#### DATA FOR PROCESSING

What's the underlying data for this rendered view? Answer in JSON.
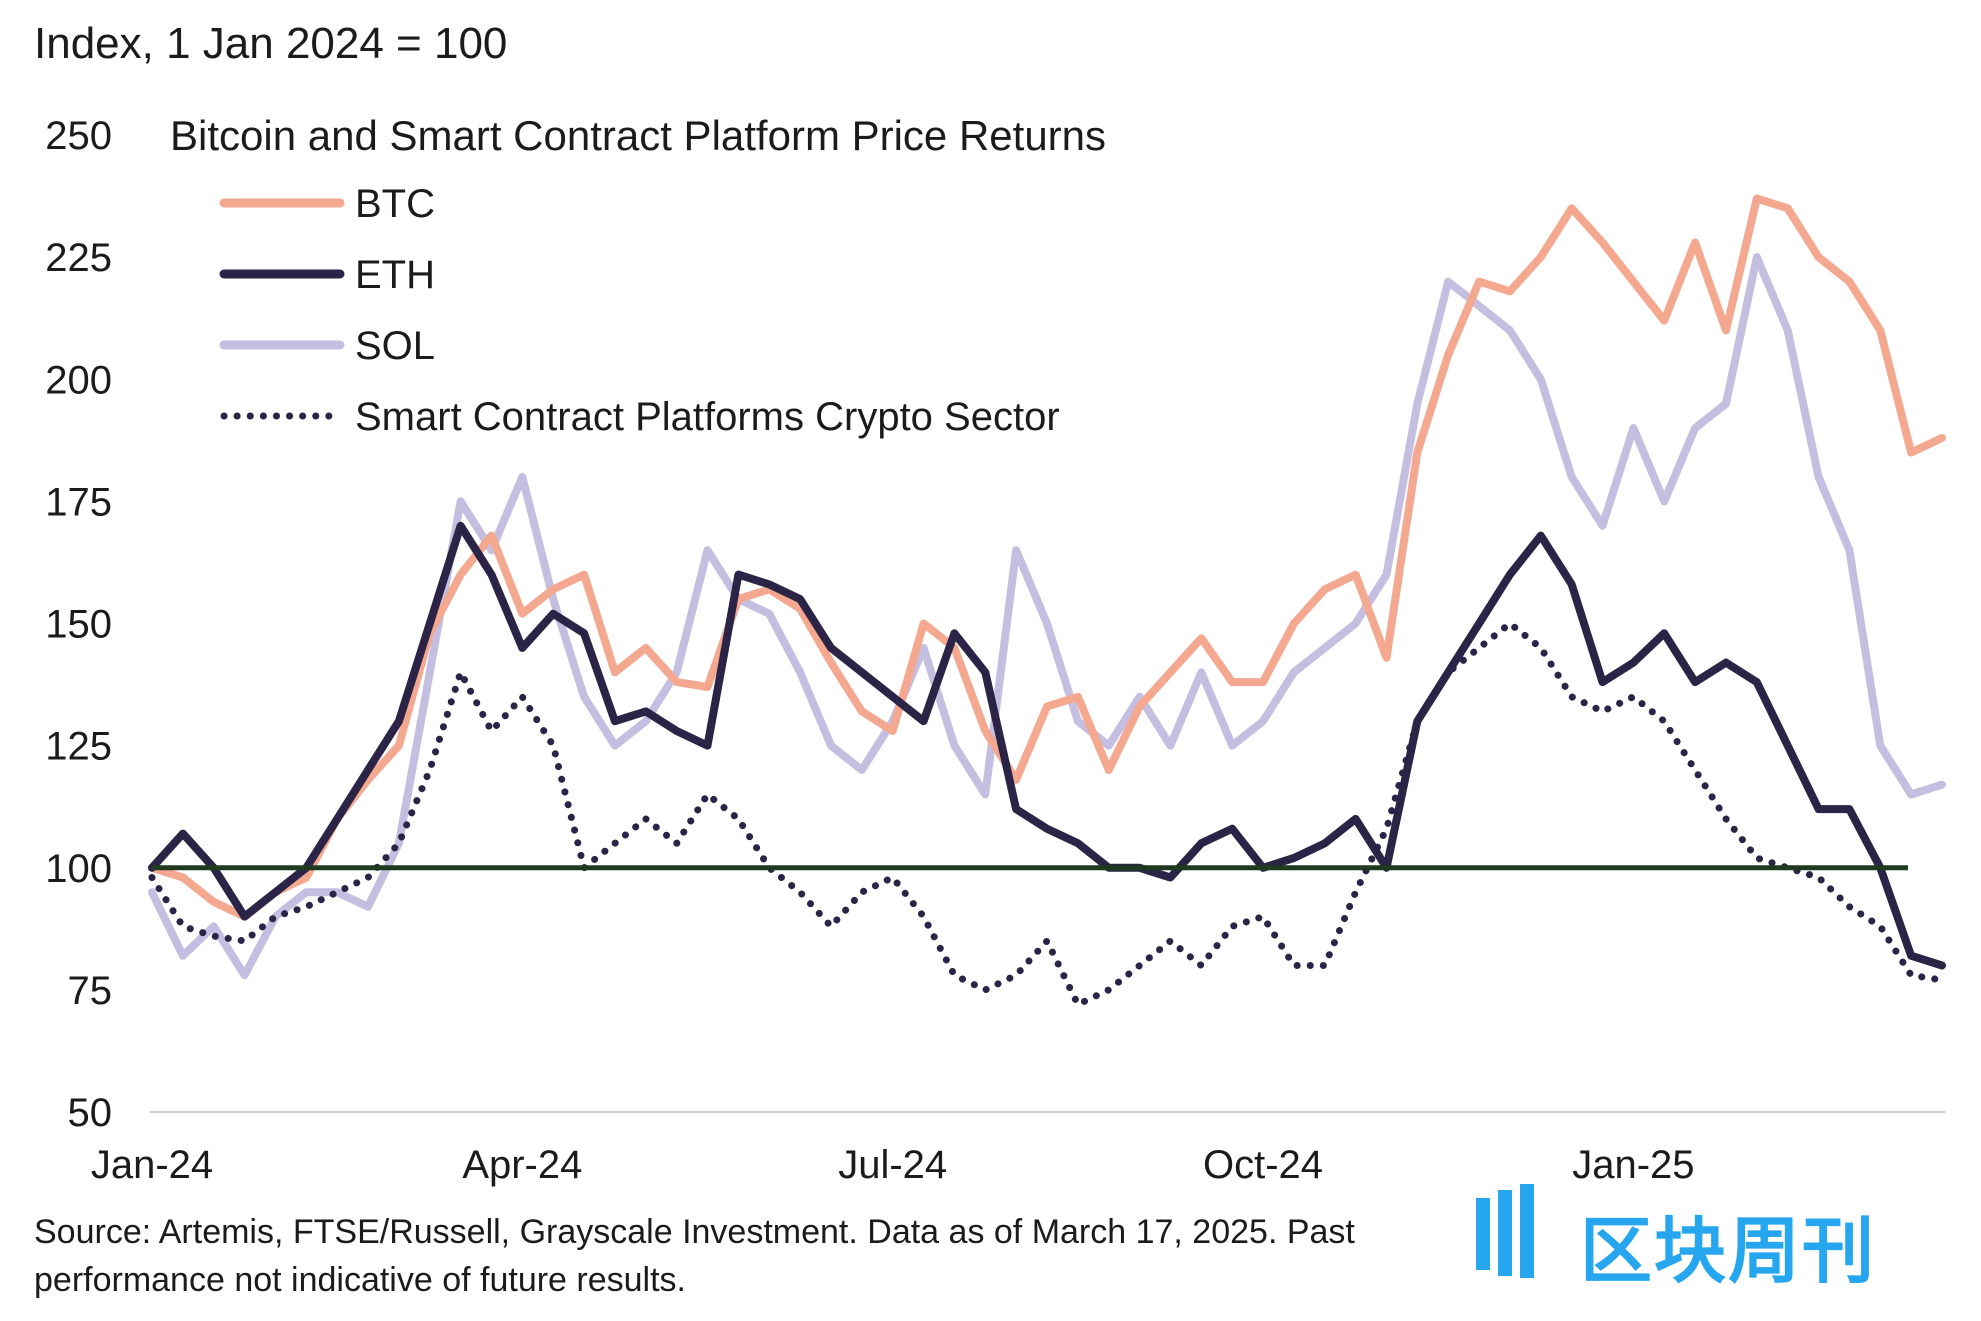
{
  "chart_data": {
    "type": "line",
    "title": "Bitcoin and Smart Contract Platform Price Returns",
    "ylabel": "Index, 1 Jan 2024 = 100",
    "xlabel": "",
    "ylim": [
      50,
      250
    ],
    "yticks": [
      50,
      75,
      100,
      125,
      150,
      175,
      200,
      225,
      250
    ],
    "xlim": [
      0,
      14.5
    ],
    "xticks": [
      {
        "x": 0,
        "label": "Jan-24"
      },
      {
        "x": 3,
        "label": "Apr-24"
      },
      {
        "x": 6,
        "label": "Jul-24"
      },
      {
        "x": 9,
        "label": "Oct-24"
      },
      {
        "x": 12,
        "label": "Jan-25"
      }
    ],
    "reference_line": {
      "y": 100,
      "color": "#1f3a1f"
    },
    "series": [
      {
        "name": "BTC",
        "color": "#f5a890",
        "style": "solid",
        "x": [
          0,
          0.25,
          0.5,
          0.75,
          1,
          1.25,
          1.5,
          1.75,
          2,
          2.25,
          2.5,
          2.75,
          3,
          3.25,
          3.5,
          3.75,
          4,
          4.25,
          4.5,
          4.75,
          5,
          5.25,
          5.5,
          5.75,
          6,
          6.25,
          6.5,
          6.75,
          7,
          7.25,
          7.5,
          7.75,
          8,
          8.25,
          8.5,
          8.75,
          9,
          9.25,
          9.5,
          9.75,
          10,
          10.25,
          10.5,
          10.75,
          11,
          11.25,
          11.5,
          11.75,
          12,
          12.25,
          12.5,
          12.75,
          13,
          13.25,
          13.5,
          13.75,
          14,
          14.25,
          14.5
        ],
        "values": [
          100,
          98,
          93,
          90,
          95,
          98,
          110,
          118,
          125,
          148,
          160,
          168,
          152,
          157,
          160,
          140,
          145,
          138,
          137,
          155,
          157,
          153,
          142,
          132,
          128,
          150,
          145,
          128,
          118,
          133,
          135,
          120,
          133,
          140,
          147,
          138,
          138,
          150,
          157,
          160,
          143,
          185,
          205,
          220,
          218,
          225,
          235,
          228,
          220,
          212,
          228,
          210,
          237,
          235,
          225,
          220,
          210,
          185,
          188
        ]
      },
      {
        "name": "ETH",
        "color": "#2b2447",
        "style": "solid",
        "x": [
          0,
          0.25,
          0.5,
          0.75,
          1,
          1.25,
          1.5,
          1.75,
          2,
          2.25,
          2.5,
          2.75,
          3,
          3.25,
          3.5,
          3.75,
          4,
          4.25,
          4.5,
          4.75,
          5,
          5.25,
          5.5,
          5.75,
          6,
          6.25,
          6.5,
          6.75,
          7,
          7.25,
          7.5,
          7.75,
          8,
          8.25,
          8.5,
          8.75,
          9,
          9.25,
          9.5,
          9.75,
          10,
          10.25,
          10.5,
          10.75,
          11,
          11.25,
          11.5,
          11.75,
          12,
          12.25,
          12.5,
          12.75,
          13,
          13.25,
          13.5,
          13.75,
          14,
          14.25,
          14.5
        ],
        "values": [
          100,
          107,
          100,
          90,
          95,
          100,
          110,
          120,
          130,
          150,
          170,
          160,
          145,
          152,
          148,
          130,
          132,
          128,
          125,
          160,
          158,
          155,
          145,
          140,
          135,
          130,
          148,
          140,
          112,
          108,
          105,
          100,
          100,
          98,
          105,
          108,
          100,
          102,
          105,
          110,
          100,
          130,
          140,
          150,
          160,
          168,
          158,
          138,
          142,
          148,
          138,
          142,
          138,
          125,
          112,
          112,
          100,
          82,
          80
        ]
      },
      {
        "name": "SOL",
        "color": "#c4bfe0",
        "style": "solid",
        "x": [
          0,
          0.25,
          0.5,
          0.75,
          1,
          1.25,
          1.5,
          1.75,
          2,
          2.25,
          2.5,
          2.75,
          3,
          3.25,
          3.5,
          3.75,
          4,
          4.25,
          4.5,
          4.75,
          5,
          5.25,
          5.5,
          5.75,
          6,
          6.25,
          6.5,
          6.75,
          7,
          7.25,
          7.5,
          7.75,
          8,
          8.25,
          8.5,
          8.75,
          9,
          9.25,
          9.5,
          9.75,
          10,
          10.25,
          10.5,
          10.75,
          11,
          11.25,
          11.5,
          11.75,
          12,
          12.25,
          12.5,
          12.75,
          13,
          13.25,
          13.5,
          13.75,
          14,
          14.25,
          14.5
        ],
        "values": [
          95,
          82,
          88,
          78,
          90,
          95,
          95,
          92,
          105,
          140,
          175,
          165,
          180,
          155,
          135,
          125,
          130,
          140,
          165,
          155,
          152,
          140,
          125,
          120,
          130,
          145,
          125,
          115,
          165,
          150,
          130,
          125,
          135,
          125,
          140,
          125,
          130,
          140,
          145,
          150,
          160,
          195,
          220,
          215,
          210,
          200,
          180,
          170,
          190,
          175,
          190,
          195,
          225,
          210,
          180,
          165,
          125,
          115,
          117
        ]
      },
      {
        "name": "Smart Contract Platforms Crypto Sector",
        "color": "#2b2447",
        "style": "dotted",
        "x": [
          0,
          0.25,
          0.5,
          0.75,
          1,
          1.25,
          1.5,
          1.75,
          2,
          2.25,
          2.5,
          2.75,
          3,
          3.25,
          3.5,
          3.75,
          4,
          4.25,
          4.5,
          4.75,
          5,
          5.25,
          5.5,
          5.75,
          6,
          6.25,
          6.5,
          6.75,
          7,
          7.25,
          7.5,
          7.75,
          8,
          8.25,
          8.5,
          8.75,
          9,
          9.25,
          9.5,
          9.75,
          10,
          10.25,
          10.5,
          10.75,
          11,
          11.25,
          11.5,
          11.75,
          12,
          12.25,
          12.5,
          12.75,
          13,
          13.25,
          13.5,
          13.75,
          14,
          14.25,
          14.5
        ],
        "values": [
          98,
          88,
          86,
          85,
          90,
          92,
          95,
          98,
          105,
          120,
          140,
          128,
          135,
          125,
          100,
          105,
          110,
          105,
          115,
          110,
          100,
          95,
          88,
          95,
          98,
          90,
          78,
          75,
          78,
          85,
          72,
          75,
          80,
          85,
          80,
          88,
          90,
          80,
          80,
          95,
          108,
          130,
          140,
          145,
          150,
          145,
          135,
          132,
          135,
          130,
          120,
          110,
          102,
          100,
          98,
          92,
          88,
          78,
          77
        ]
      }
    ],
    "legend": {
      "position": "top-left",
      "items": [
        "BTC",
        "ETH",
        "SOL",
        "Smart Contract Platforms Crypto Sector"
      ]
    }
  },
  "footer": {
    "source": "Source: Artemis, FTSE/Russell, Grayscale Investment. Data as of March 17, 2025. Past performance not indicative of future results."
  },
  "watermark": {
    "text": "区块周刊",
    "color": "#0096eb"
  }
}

########
#### DATA FOR PROCESSING

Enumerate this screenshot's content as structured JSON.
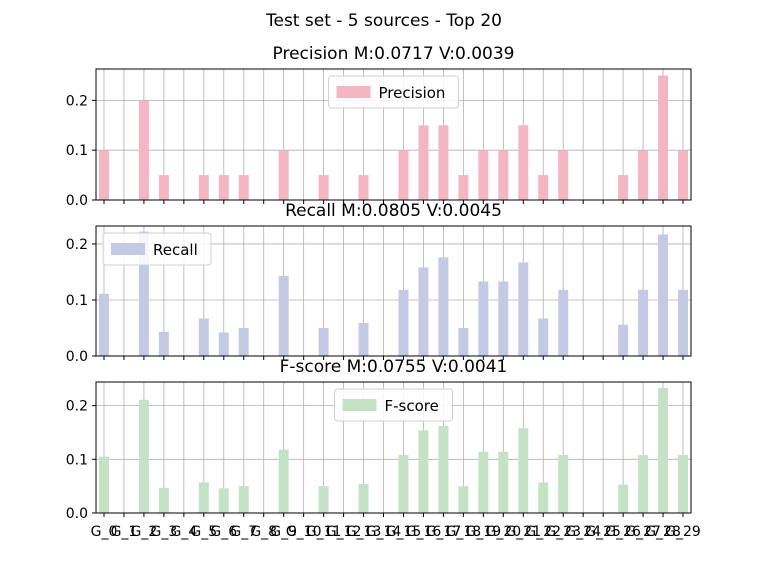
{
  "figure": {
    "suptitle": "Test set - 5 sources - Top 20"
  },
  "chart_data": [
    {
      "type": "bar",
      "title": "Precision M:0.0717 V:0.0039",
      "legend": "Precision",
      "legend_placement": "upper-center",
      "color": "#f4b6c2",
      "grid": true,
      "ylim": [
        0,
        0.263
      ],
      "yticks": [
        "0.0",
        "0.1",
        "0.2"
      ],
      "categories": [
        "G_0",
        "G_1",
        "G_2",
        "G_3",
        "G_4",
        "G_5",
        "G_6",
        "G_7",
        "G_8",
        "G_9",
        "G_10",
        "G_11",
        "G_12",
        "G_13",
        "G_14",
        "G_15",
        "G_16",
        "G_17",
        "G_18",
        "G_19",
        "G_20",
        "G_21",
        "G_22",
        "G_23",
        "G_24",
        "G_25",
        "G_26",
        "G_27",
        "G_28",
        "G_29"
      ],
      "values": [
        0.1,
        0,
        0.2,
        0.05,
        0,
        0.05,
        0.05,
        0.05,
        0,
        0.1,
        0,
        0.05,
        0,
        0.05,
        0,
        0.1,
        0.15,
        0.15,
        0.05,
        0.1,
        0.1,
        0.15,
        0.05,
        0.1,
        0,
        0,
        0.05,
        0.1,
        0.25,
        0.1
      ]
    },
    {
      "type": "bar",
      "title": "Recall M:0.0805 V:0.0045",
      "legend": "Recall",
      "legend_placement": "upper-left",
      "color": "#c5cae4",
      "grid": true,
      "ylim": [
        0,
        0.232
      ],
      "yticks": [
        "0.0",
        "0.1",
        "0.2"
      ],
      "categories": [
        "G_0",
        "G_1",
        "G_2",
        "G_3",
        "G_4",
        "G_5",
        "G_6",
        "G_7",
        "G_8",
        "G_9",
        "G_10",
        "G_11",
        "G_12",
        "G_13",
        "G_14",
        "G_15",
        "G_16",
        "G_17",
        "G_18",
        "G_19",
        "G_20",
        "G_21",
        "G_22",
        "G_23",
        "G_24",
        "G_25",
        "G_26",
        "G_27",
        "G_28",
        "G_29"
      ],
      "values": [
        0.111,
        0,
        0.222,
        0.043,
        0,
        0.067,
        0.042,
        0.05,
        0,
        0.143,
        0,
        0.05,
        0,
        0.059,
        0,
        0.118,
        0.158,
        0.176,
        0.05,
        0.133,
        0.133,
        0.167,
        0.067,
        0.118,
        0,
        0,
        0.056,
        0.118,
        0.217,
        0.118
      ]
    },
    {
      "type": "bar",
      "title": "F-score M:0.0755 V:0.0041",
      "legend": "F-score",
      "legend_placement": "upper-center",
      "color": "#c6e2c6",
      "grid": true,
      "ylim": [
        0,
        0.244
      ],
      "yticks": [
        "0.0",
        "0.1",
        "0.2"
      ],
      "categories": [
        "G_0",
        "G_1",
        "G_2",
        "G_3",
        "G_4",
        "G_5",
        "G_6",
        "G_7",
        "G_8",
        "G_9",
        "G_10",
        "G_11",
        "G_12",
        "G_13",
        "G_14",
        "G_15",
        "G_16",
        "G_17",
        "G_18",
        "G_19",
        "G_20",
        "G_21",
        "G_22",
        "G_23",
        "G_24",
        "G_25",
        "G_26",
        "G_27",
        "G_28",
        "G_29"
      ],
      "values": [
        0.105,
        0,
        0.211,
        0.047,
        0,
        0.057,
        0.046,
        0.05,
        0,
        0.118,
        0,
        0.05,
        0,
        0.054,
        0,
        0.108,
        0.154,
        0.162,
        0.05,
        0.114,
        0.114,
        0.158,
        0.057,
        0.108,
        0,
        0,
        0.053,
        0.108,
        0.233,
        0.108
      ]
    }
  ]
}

########
#### DATA FOR PROCESSING

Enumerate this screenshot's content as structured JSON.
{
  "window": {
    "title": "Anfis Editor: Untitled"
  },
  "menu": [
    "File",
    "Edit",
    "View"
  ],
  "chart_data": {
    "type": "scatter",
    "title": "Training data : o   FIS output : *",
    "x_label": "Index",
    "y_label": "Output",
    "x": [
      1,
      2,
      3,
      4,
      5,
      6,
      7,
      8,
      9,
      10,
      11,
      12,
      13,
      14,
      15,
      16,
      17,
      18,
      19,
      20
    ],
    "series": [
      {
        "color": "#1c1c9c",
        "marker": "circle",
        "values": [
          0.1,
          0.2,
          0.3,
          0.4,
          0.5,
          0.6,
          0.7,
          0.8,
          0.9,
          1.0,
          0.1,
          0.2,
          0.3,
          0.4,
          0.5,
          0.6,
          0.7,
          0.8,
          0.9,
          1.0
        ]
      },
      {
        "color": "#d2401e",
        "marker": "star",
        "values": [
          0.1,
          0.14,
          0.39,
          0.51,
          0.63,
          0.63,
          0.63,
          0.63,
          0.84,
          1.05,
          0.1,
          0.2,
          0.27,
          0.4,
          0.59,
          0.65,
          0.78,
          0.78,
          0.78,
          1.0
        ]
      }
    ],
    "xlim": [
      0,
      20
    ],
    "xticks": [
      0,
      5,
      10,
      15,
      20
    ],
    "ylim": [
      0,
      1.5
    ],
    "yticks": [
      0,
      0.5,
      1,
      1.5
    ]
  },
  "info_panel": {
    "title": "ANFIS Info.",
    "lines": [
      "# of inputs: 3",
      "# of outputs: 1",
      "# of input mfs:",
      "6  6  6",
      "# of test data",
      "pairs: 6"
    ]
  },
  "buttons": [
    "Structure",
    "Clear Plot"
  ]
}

########

▶ _WORK TO DO_: Take every line above carrying "color" and return it.

▶ _ANSWER TO THIS EXERCISE_:
      "color": "#1f3a1f"
        "color": "#f5a890",
        "color": "#2b2447",
        "color": "#c4bfe0",
        "color": "#2b2447",
    "color": "#0096eb"
      "color": "#f4b6c2",
      "color": "#c5cae4",
      "color": "#c6e2c6",
        "color": "#1c1c9c",
        "color": "#d2401e",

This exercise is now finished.